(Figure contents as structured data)
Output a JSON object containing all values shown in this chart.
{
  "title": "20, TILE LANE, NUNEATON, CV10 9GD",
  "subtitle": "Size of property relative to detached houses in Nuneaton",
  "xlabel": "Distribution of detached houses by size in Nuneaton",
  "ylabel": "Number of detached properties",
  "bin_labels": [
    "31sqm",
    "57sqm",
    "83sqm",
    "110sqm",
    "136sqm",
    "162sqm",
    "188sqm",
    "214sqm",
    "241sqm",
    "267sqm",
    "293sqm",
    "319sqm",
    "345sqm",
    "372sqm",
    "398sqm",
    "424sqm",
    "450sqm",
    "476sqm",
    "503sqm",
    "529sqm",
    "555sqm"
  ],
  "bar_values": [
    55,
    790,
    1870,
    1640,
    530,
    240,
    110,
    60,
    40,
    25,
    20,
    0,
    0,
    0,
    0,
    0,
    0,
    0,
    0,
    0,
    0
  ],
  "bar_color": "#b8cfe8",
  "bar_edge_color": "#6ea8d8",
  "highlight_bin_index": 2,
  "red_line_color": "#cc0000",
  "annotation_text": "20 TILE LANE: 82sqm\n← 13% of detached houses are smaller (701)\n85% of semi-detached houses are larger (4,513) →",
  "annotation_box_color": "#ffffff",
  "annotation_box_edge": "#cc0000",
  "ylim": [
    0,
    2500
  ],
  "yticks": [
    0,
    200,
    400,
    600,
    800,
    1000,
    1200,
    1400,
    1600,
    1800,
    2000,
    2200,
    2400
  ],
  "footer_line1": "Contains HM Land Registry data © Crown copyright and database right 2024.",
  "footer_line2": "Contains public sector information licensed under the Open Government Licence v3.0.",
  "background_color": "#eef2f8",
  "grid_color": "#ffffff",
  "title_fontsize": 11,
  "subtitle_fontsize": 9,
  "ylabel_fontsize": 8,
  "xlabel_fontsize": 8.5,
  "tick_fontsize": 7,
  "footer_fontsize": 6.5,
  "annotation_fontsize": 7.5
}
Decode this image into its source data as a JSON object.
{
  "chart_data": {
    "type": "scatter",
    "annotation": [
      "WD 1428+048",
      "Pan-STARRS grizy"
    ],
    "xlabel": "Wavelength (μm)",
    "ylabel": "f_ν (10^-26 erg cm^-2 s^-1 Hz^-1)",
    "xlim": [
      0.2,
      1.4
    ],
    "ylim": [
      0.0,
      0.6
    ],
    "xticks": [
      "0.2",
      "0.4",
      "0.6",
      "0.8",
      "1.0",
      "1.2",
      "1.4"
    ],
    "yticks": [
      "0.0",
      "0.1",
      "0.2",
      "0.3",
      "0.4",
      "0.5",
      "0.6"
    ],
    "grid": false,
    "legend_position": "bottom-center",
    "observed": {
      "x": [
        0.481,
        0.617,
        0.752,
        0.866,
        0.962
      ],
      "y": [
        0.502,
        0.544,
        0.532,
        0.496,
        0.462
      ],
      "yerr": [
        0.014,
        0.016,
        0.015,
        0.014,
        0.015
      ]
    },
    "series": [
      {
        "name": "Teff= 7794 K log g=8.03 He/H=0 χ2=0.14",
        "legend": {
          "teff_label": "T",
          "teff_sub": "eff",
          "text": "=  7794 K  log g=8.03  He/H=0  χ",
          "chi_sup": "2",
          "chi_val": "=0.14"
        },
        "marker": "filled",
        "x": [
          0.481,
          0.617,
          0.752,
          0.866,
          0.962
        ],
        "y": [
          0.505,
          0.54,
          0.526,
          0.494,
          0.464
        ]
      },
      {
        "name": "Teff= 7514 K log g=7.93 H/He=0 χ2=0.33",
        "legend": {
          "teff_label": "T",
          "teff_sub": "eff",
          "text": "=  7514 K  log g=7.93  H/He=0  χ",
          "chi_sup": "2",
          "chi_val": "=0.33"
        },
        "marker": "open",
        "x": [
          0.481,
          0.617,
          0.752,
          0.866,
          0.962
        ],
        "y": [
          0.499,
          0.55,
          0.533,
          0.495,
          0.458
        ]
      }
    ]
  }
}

### [Problem statement]
Return the full listing, character for character.

### [Result]
Output a JSON object containing all values shown in this chart.
{
  "title": "20, TILE LANE, NUNEATON, CV10 9GD",
  "subtitle": "Size of property relative to detached houses in Nuneaton",
  "xlabel": "Distribution of detached houses by size in Nuneaton",
  "ylabel": "Number of detached properties",
  "bin_labels": [
    "31sqm",
    "57sqm",
    "83sqm",
    "110sqm",
    "136sqm",
    "162sqm",
    "188sqm",
    "214sqm",
    "241sqm",
    "267sqm",
    "293sqm",
    "319sqm",
    "345sqm",
    "372sqm",
    "398sqm",
    "424sqm",
    "450sqm",
    "476sqm",
    "503sqm",
    "529sqm",
    "555sqm"
  ],
  "bar_values": [
    55,
    790,
    1870,
    1640,
    530,
    240,
    110,
    60,
    40,
    25,
    20,
    0,
    0,
    0,
    0,
    0,
    0,
    0,
    0,
    0,
    0
  ],
  "bar_color": "#b8cfe8",
  "bar_edge_color": "#6ea8d8",
  "highlight_bin_index": 2,
  "red_line_color": "#cc0000",
  "annotation_text": "20 TILE LANE: 82sqm\n← 13% of detached houses are smaller (701)\n85% of semi-detached houses are larger (4,513) →",
  "annotation_box_color": "#ffffff",
  "annotation_box_edge": "#cc0000",
  "ylim": [
    0,
    2500
  ],
  "yticks": [
    0,
    200,
    400,
    600,
    800,
    1000,
    1200,
    1400,
    1600,
    1800,
    2000,
    2200,
    2400
  ],
  "footer_line1": "Contains HM Land Registry data © Crown copyright and database right 2024.",
  "footer_line2": "Contains public sector information licensed under the Open Government Licence v3.0.",
  "background_color": "#eef2f8",
  "grid_color": "#ffffff",
  "title_fontsize": 11,
  "subtitle_fontsize": 9,
  "ylabel_fontsize": 8,
  "xlabel_fontsize": 8.5,
  "tick_fontsize": 7,
  "footer_fontsize": 6.5,
  "annotation_fontsize": 7.5
}
Decode this image into its source data as a JSON object.
{
  "chart_data": {
    "type": "scatter",
    "annotation": [
      "WD 1428+048",
      "Pan-STARRS grizy"
    ],
    "xlabel": "Wavelength (μm)",
    "ylabel": "f_ν (10^-26 erg cm^-2 s^-1 Hz^-1)",
    "xlim": [
      0.2,
      1.4
    ],
    "ylim": [
      0.0,
      0.6
    ],
    "xticks": [
      "0.2",
      "0.4",
      "0.6",
      "0.8",
      "1.0",
      "1.2",
      "1.4"
    ],
    "yticks": [
      "0.0",
      "0.1",
      "0.2",
      "0.3",
      "0.4",
      "0.5",
      "0.6"
    ],
    "grid": false,
    "legend_position": "bottom-center",
    "observed": {
      "x": [
        0.481,
        0.617,
        0.752,
        0.866,
        0.962
      ],
      "y": [
        0.502,
        0.544,
        0.532,
        0.496,
        0.462
      ],
      "yerr": [
        0.014,
        0.016,
        0.015,
        0.014,
        0.015
      ]
    },
    "series": [
      {
        "name": "Teff= 7794 K log g=8.03 He/H=0 χ2=0.14",
        "legend": {
          "teff_label": "T",
          "teff_sub": "eff",
          "text": "=  7794 K  log g=8.03  He/H=0  χ",
          "chi_sup": "2",
          "chi_val": "=0.14"
        },
        "marker": "filled",
        "x": [
          0.481,
          0.617,
          0.752,
          0.866,
          0.962
        ],
        "y": [
          0.505,
          0.54,
          0.526,
          0.494,
          0.464
        ]
      },
      {
        "name": "Teff= 7514 K log g=7.93 H/He=0 χ2=0.33",
        "legend": {
          "teff_label": "T",
          "teff_sub": "eff",
          "text": "=  7514 K  log g=7.93  H/He=0  χ",
          "chi_sup": "2",
          "chi_val": "=0.33"
        },
        "marker": "open",
        "x": [
          0.481,
          0.617,
          0.752,
          0.866,
          0.962
        ],
        "y": [
          0.499,
          0.55,
          0.533,
          0.495,
          0.458
        ]
      }
    ]
  }
}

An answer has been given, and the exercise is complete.